=== What needs to be done ===
In the material below, identify each line bearing the word "eset". Reproduce those lines.

=== Dataset records ===
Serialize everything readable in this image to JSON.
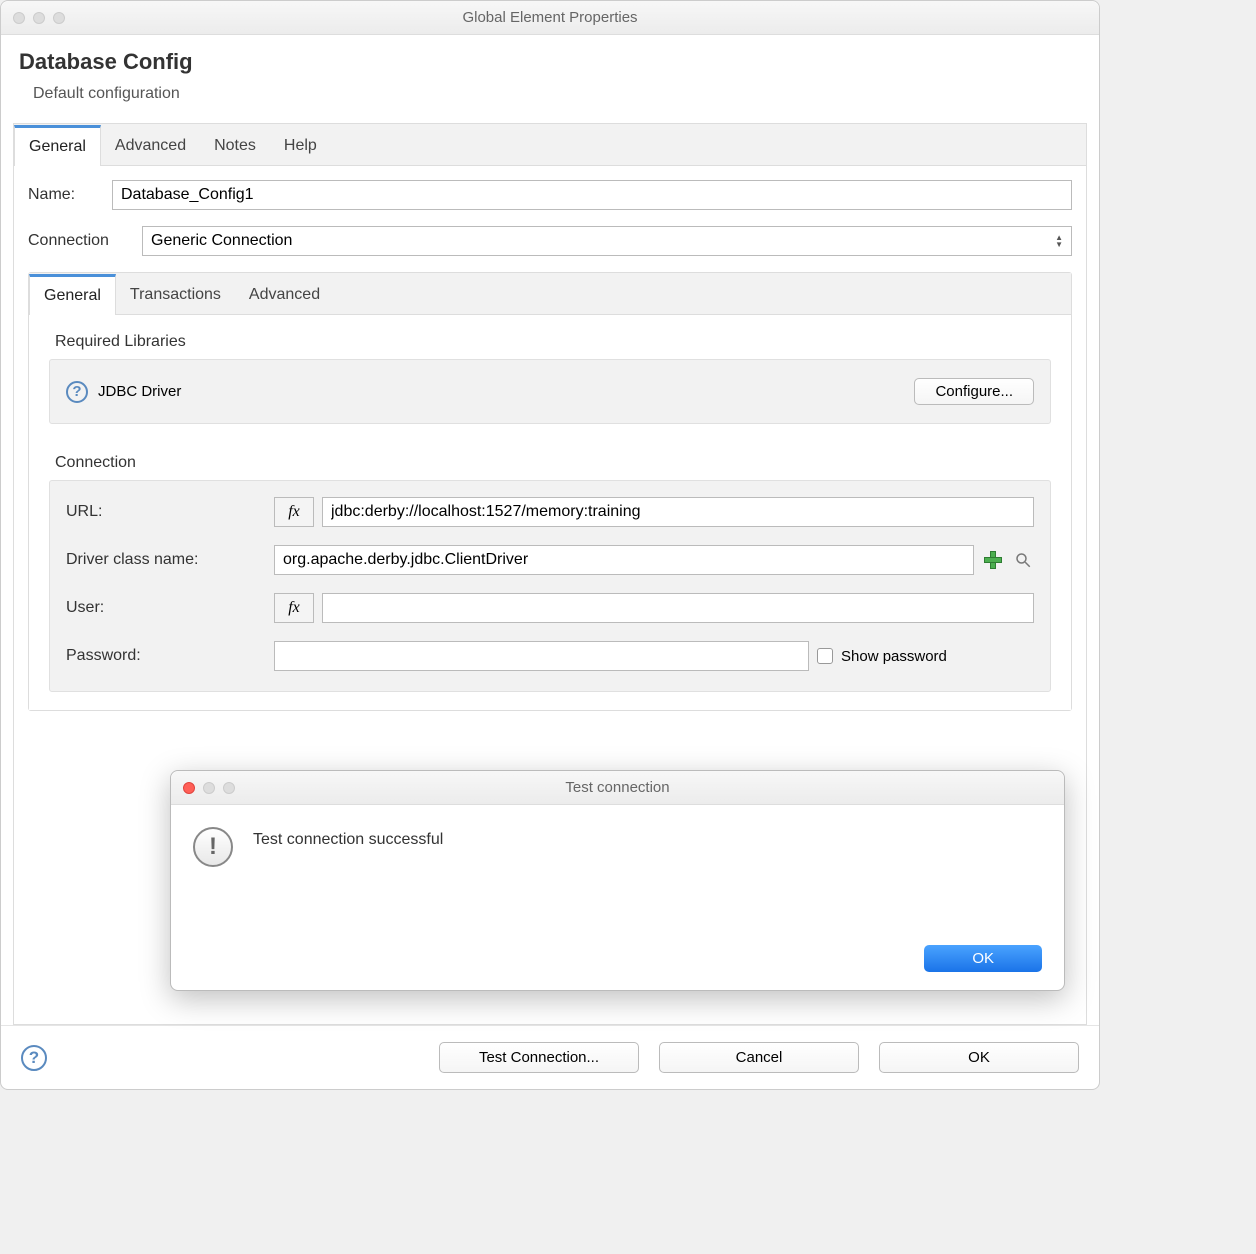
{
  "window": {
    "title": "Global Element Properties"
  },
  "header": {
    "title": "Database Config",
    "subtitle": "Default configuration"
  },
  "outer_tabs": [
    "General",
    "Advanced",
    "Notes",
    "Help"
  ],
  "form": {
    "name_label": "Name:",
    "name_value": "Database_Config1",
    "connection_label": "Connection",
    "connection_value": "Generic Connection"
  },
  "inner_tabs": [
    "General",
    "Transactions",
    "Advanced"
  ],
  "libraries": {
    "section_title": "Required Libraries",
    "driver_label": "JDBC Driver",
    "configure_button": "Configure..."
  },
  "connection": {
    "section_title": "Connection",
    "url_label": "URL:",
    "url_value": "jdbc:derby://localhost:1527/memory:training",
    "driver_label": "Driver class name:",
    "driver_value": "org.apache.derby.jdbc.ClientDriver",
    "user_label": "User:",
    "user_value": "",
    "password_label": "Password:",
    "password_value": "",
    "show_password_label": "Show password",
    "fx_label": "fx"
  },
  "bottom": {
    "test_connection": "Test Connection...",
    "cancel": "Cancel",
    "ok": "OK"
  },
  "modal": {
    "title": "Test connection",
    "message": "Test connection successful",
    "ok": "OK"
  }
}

---

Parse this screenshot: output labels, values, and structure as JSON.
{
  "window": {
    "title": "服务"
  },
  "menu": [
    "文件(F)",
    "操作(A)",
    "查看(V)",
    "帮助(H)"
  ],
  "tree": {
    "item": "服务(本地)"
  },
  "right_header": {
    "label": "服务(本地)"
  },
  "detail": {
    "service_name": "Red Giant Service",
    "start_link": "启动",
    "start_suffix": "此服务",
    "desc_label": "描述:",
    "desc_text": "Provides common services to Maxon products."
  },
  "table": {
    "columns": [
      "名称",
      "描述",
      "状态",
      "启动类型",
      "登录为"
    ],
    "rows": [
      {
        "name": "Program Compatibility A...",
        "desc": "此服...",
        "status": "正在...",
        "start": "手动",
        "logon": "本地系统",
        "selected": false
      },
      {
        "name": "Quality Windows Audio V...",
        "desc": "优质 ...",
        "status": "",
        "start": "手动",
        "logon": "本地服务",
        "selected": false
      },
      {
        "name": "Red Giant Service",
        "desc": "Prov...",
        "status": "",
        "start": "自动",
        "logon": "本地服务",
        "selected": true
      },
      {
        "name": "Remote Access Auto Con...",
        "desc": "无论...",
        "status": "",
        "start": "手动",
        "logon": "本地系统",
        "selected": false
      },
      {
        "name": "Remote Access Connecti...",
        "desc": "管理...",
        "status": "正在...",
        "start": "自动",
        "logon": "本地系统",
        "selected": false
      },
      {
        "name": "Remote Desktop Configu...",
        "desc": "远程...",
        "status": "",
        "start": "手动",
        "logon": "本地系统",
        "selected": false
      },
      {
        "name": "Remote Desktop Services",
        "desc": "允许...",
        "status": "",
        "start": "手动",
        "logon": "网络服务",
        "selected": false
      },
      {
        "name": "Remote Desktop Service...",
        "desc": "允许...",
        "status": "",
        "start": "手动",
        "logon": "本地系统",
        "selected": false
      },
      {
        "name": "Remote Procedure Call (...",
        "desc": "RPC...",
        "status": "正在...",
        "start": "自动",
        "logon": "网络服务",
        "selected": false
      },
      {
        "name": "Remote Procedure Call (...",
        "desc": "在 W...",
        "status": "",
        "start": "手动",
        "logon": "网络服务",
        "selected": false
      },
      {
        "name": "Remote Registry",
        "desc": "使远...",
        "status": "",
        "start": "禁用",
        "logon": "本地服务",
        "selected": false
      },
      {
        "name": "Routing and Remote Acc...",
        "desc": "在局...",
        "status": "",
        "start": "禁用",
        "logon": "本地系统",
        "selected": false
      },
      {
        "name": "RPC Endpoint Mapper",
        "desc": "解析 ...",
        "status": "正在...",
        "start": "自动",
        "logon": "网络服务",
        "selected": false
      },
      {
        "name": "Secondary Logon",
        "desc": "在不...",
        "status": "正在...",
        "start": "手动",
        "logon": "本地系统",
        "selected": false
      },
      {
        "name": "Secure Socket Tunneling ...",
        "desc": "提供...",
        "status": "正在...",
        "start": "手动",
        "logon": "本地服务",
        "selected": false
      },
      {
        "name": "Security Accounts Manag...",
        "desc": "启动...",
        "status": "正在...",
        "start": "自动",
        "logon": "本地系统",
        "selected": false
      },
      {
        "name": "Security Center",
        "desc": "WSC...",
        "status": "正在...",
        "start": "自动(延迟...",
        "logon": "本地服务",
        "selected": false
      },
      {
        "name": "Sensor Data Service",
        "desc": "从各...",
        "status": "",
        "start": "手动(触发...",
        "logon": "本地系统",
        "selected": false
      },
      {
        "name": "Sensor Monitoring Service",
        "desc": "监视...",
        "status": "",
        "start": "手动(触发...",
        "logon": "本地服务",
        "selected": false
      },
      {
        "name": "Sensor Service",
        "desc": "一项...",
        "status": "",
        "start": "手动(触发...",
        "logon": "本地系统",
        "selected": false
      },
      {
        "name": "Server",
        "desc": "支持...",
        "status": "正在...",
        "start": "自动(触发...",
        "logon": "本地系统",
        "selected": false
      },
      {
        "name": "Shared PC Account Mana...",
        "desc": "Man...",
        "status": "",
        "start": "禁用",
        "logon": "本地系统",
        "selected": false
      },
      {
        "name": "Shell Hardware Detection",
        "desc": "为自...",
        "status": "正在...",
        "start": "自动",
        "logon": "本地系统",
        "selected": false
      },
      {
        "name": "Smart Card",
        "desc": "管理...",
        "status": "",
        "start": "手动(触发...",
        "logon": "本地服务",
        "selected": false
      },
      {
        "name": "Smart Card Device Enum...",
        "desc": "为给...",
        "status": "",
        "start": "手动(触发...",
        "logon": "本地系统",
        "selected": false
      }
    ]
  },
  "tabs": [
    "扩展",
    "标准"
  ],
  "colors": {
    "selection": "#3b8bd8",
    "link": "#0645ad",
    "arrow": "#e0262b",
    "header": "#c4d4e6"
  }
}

---

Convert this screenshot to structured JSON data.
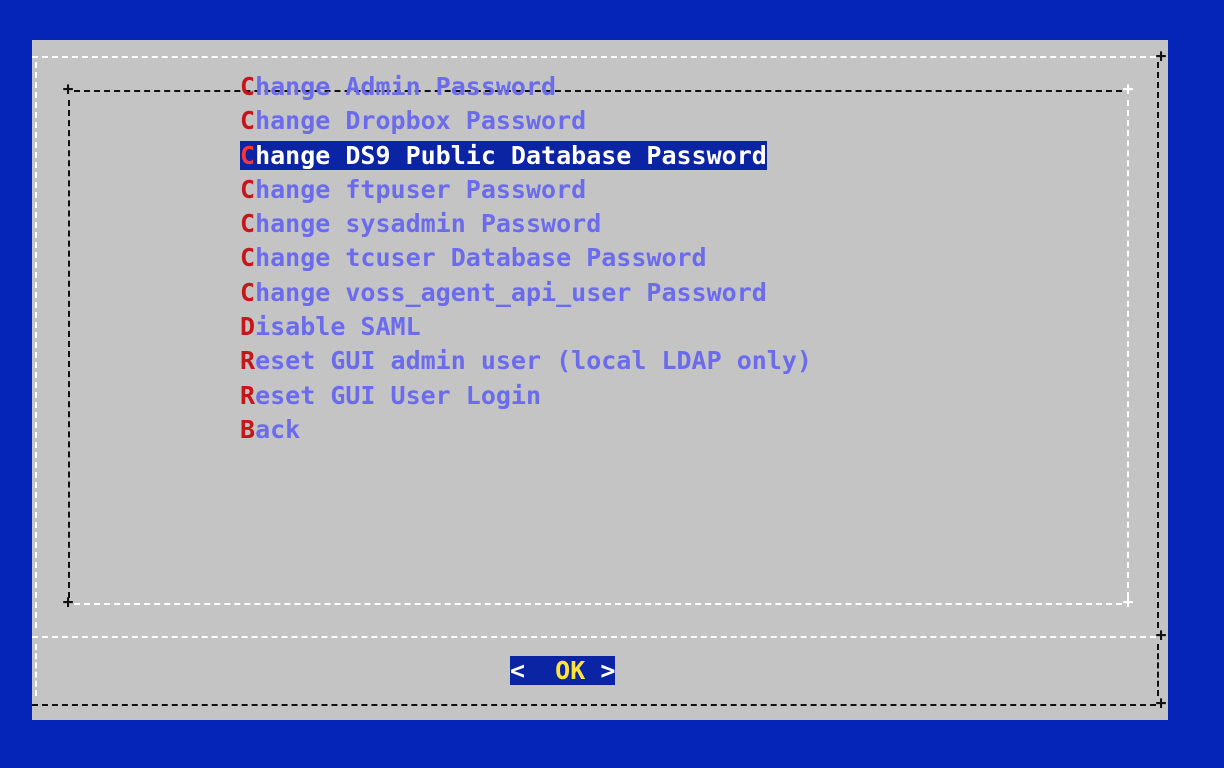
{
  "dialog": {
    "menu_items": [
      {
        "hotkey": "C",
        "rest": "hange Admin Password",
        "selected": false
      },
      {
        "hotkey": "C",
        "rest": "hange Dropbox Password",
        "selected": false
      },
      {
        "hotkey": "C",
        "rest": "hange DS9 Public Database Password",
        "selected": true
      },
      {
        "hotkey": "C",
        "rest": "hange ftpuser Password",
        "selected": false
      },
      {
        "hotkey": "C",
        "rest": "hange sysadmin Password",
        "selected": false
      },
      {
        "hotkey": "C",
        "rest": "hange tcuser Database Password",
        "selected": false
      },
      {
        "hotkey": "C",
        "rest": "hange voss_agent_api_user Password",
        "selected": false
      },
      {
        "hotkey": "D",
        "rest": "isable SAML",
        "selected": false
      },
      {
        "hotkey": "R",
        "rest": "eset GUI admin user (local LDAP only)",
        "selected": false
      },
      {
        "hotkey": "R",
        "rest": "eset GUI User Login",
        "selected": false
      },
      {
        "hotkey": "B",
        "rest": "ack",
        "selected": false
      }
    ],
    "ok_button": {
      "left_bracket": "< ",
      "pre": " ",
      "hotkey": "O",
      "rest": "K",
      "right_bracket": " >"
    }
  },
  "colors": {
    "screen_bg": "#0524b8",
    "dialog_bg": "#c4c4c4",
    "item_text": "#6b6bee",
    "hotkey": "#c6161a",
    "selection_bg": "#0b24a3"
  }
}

=== Task solution ===
        "rest": "eset GUI admin user (local LDAP only)",
        "rest": "eset GUI User Login",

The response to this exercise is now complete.